_Aim of the exercise_
Look for the string "Tapinoma" in every line, and copy each line that has it.

Data extracted from a collection
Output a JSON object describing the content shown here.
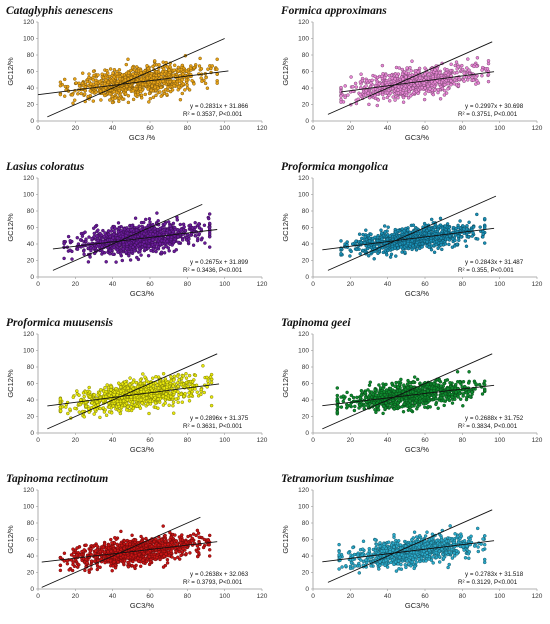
{
  "figure": {
    "charts_in_order": "row-major, two columns"
  },
  "chart_data": [
    {
      "type": "scatter",
      "title": "Cataglyphis aenescens",
      "xlabel": "GC3 /%",
      "ylabel": "GC12/%",
      "xlim": [
        0,
        120
      ],
      "ylim": [
        0,
        120
      ],
      "xticks": [
        "0",
        "20",
        "40",
        "60",
        "80",
        "100",
        "120"
      ],
      "yticks": [
        "0",
        "20",
        "40",
        "60",
        "80",
        "100",
        "120"
      ],
      "point_color": "#E8A317",
      "cloud": {
        "x_range": [
          12,
          96
        ],
        "y_center_slope": 0.2831,
        "y_center_intercept": 31.866,
        "spread": 9,
        "n": 900
      },
      "series": [
        {
          "kind": "regression",
          "slope": 0.2831,
          "intercept": 31.866,
          "x_range": [
            0,
            102
          ]
        },
        {
          "kind": "neutrality_diagonal",
          "slope": 1,
          "intercept": 0,
          "x_range": [
            5,
            100
          ]
        }
      ],
      "annotation": {
        "equation": "y = 0.2831x + 31.866",
        "stats": "R² = 0.3537, P<0.001"
      }
    },
    {
      "type": "scatter",
      "title": "Formica approximans",
      "xlabel": "GC3/%",
      "ylabel": "GC12/%",
      "xlim": [
        0,
        120
      ],
      "ylim": [
        0,
        120
      ],
      "xticks": [
        "0",
        "20",
        "40",
        "60",
        "80",
        "100",
        "120"
      ],
      "yticks": [
        "0",
        "20",
        "40",
        "60",
        "80",
        "100",
        "120"
      ],
      "point_color": "#E887D6",
      "cloud": {
        "x_range": [
          15,
          94
        ],
        "y_center_slope": 0.2997,
        "y_center_intercept": 30.698,
        "spread": 8,
        "n": 800
      },
      "series": [
        {
          "kind": "regression",
          "slope": 0.2997,
          "intercept": 30.698,
          "x_range": [
            15,
            97
          ]
        },
        {
          "kind": "neutrality_diagonal",
          "slope": 1,
          "intercept": 0,
          "x_range": [
            8,
            96
          ]
        }
      ],
      "annotation": {
        "equation": "y = 0.2997x + 30.698",
        "stats": "R² = 0.3751, P<0.001"
      }
    },
    {
      "type": "scatter",
      "title": "Lasius coloratus",
      "xlabel": "GC3/%",
      "ylabel": "GC12/%",
      "xlim": [
        0,
        120
      ],
      "ylim": [
        0,
        120
      ],
      "xticks": [
        "0",
        "20",
        "40",
        "60",
        "80",
        "100",
        "120"
      ],
      "yticks": [
        "0",
        "20",
        "40",
        "60",
        "80",
        "100",
        "120"
      ],
      "point_color": "#6A1B9A",
      "cloud": {
        "x_range": [
          14,
          92
        ],
        "y_center_slope": 0.2675,
        "y_center_intercept": 31.899,
        "spread": 8.5,
        "n": 1000
      },
      "series": [
        {
          "kind": "regression",
          "slope": 0.2675,
          "intercept": 31.899,
          "x_range": [
            8,
            96
          ]
        },
        {
          "kind": "neutrality_diagonal",
          "slope": 1,
          "intercept": 0,
          "x_range": [
            8,
            88
          ]
        }
      ],
      "annotation": {
        "equation": "y = 0.2675x + 31.899",
        "stats": "R² = 0.3436, P<0.001"
      }
    },
    {
      "type": "scatter",
      "title": "Proformica mongolica",
      "xlabel": "GC3/%",
      "ylabel": "GC12/%",
      "xlim": [
        0,
        120
      ],
      "ylim": [
        0,
        120
      ],
      "xticks": [
        "0",
        "20",
        "40",
        "60",
        "80",
        "100",
        "120"
      ],
      "yticks": [
        "0",
        "20",
        "40",
        "60",
        "80",
        "100",
        "120"
      ],
      "point_color": "#1A8FB5",
      "cloud": {
        "x_range": [
          15,
          92
        ],
        "y_center_slope": 0.2843,
        "y_center_intercept": 31.487,
        "spread": 7,
        "n": 900
      },
      "series": [
        {
          "kind": "regression",
          "slope": 0.2843,
          "intercept": 31.487,
          "x_range": [
            5,
            97
          ]
        },
        {
          "kind": "neutrality_diagonal",
          "slope": 1,
          "intercept": 0,
          "x_range": [
            8,
            98
          ]
        }
      ],
      "annotation": {
        "equation": "y = 0.2843x + 31.487",
        "stats": "R² = 0.355, P<0.001"
      }
    },
    {
      "type": "scatter",
      "title": "Proformica muusensis",
      "xlabel": "GC3/%",
      "ylabel": "GC12/%",
      "xlim": [
        0,
        120
      ],
      "ylim": [
        0,
        120
      ],
      "xticks": [
        "0",
        "20",
        "40",
        "60",
        "80",
        "100",
        "120"
      ],
      "yticks": [
        "0",
        "20",
        "40",
        "60",
        "80",
        "100",
        "120"
      ],
      "point_color": "#E8E80C",
      "cloud": {
        "x_range": [
          12,
          93
        ],
        "y_center_slope": 0.2896,
        "y_center_intercept": 31.375,
        "spread": 8.5,
        "n": 900
      },
      "series": [
        {
          "kind": "regression",
          "slope": 0.2896,
          "intercept": 31.375,
          "x_range": [
            5,
            97
          ]
        },
        {
          "kind": "neutrality_diagonal",
          "slope": 1,
          "intercept": 0,
          "x_range": [
            5,
            96
          ]
        }
      ],
      "annotation": {
        "equation": "y = 0.2896x + 31.375",
        "stats": "R² = 0.3631, P<0.001"
      }
    },
    {
      "type": "scatter",
      "title": "Tapinoma geei",
      "xlabel": "GC3/%",
      "ylabel": "GC12/%",
      "xlim": [
        0,
        120
      ],
      "ylim": [
        0,
        120
      ],
      "xticks": [
        "0",
        "20",
        "40",
        "60",
        "80",
        "100",
        "120"
      ],
      "yticks": [
        "0",
        "20",
        "40",
        "60",
        "80",
        "100",
        "120"
      ],
      "point_color": "#0E8A2E",
      "cloud": {
        "x_range": [
          13,
          92
        ],
        "y_center_slope": 0.2688,
        "y_center_intercept": 31.752,
        "spread": 7.5,
        "n": 900
      },
      "series": [
        {
          "kind": "regression",
          "slope": 0.2688,
          "intercept": 31.752,
          "x_range": [
            5,
            97
          ]
        },
        {
          "kind": "neutrality_diagonal",
          "slope": 1,
          "intercept": 0,
          "x_range": [
            5,
            96
          ]
        }
      ],
      "annotation": {
        "equation": "y = 0.2688x + 31.752",
        "stats": "R² = 0.3834, P<0.001"
      }
    },
    {
      "type": "scatter",
      "title": "Tapinoma rectinotum",
      "xlabel": "GC3/%",
      "ylabel": "GC12/%",
      "xlim": [
        0,
        120
      ],
      "ylim": [
        0,
        120
      ],
      "xticks": [
        "0",
        "20",
        "40",
        "60",
        "80",
        "100",
        "120"
      ],
      "yticks": [
        "0",
        "20",
        "40",
        "60",
        "80",
        "100",
        "120"
      ],
      "point_color": "#C81414",
      "cloud": {
        "x_range": [
          12,
          92
        ],
        "y_center_slope": 0.2638,
        "y_center_intercept": 32.063,
        "spread": 7.5,
        "n": 1000
      },
      "series": [
        {
          "kind": "regression",
          "slope": 0.2638,
          "intercept": 32.063,
          "x_range": [
            2,
            96
          ]
        },
        {
          "kind": "neutrality_diagonal",
          "slope": 1,
          "intercept": 0,
          "x_range": [
            2,
            87
          ]
        }
      ],
      "annotation": {
        "equation": "y = 0.2638x + 32.063",
        "stats": "R² = 0.3793, P<0.001"
      }
    },
    {
      "type": "scatter",
      "title": "Tetramorium tsushimae",
      "xlabel": "GC3/%",
      "ylabel": "GC12/%",
      "xlim": [
        0,
        120
      ],
      "ylim": [
        0,
        120
      ],
      "xticks": [
        "0",
        "20",
        "40",
        "60",
        "80",
        "100",
        "120"
      ],
      "yticks": [
        "0",
        "20",
        "40",
        "60",
        "80",
        "100",
        "120"
      ],
      "point_color": "#2AA9C9",
      "cloud": {
        "x_range": [
          14,
          92
        ],
        "y_center_slope": 0.2783,
        "y_center_intercept": 31.518,
        "spread": 8,
        "n": 900
      },
      "series": [
        {
          "kind": "regression",
          "slope": 0.2783,
          "intercept": 31.518,
          "x_range": [
            5,
            97
          ]
        },
        {
          "kind": "neutrality_diagonal",
          "slope": 1,
          "intercept": 0,
          "x_range": [
            8,
            96
          ]
        }
      ],
      "annotation": {
        "equation": "y = 0.2783x + 31.518",
        "stats": "R² = 0.3129, P<0.001"
      }
    }
  ]
}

_Solution to the exercise_
      "title": "Tapinoma geei",
      "title": "Tapinoma rectinotum",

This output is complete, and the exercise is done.